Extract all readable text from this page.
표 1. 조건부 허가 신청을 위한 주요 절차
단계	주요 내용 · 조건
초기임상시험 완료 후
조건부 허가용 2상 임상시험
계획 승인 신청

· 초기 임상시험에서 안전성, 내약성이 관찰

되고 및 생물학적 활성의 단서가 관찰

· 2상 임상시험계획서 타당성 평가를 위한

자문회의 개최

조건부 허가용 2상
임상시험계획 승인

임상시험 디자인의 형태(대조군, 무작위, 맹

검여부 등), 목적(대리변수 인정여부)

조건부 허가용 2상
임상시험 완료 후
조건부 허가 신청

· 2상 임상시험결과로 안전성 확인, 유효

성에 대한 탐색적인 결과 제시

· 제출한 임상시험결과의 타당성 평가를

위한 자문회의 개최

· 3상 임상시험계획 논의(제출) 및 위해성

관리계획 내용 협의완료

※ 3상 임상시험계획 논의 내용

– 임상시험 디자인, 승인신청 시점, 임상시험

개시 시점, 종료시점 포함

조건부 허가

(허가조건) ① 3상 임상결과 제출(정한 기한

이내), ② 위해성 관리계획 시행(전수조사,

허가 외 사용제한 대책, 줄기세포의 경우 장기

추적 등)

= = = =

> _WORK TO DO_
Each record should come back exactly as written.

> _EXERCISE OUTPUT_
Extract all readable text from this page.
표 1. 조건부 허가 신청을 위한 주요 절차
단계	주요 내용 · 조건
초기임상시험 완료 후
조건부 허가용 2상 임상시험
계획 승인 신청

· 초기 임상시험에서 안전성, 내약성이 관찰

되고 및 생물학적 활성의 단서가 관찰

· 2상 임상시험계획서 타당성 평가를 위한

자문회의 개최

조건부 허가용 2상
임상시험계획 승인

임상시험 디자인의 형태(대조군, 무작위, 맹

검여부 등), 목적(대리변수 인정여부)

조건부 허가용 2상
임상시험 완료 후
조건부 허가 신청

· 2상 임상시험결과로 안전성 확인, 유효

성에 대한 탐색적인 결과 제시

· 제출한 임상시험결과의 타당성 평가를

위한 자문회의 개최

· 3상 임상시험계획 논의(제출) 및 위해성

관리계획 내용 협의완료

※ 3상 임상시험계획 논의 내용

– 임상시험 디자인, 승인신청 시점, 임상시험

개시 시점, 종료시점 포함

조건부 허가

(허가조건) ① 3상 임상결과 제출(정한 기한

이내), ② 위해성 관리계획 시행(전수조사,

허가 외 사용제한 대책, 줄기세포의 경우 장기

추적 등)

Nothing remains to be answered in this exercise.